→ Exercise task
Copy every line from the data below in which the string "fraction" can be found.
--- Start of Material for this exercise ---
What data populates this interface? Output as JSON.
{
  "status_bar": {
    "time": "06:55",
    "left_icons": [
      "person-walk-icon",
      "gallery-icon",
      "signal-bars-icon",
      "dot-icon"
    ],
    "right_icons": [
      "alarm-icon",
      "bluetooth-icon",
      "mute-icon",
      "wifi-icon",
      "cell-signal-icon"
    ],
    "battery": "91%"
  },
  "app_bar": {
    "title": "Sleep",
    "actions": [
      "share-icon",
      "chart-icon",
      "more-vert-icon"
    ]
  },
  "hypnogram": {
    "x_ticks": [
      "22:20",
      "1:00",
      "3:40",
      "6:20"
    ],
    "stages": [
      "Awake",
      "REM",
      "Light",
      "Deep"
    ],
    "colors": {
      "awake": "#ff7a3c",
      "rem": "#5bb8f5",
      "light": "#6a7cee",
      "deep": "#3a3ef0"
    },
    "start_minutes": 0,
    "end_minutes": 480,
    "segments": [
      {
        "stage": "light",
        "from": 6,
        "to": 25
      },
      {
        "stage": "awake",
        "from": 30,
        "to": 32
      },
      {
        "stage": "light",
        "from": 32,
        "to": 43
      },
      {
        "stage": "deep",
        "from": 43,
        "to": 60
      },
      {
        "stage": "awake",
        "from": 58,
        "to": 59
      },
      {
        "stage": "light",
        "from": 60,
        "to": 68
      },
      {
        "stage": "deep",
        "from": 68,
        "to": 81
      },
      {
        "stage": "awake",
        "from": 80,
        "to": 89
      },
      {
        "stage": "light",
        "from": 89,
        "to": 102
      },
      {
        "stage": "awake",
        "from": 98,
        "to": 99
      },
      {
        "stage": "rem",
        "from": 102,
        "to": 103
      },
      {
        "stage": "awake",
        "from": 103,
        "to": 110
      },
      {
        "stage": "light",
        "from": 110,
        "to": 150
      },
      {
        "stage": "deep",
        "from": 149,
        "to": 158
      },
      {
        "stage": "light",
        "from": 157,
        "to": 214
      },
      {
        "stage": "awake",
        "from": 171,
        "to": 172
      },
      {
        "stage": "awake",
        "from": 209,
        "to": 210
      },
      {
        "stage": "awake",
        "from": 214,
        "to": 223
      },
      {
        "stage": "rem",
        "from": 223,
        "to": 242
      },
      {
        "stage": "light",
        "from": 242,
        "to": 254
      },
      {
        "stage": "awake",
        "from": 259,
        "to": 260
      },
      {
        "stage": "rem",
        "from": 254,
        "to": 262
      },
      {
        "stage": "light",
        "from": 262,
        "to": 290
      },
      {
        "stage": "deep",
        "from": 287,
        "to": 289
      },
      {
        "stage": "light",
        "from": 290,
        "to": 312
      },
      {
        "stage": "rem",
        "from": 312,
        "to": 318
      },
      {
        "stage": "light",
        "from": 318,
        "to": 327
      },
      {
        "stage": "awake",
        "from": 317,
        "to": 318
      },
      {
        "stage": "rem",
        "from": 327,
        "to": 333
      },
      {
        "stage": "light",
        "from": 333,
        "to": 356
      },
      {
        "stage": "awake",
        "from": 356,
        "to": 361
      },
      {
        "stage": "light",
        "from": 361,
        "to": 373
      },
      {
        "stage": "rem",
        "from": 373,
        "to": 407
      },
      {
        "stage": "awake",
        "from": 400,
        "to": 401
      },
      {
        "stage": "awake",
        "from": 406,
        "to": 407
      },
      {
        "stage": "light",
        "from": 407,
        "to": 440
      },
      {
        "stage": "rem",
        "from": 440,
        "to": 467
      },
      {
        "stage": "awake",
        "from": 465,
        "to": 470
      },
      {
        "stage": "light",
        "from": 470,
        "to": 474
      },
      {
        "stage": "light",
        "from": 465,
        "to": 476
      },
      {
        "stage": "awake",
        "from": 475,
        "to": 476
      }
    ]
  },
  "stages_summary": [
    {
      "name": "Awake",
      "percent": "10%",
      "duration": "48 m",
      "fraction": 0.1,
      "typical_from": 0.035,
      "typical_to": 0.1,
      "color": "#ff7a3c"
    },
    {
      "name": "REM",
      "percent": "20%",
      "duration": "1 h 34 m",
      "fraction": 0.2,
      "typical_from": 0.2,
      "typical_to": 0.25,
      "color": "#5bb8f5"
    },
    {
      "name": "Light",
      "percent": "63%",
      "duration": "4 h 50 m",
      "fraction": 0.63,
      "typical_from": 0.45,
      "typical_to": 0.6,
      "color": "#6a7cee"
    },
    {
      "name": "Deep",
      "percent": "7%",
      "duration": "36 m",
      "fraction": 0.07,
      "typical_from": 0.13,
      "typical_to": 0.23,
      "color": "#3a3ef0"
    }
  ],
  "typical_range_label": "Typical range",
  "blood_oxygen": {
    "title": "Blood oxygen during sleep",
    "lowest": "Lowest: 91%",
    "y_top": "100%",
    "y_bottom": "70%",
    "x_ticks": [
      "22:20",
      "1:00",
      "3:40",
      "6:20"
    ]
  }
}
--- End of Material for this exercise ---
→ Response to the task
      "fraction": 0.1,
      "fraction": 0.2,
      "fraction": 0.63,
      "fraction": 0.07,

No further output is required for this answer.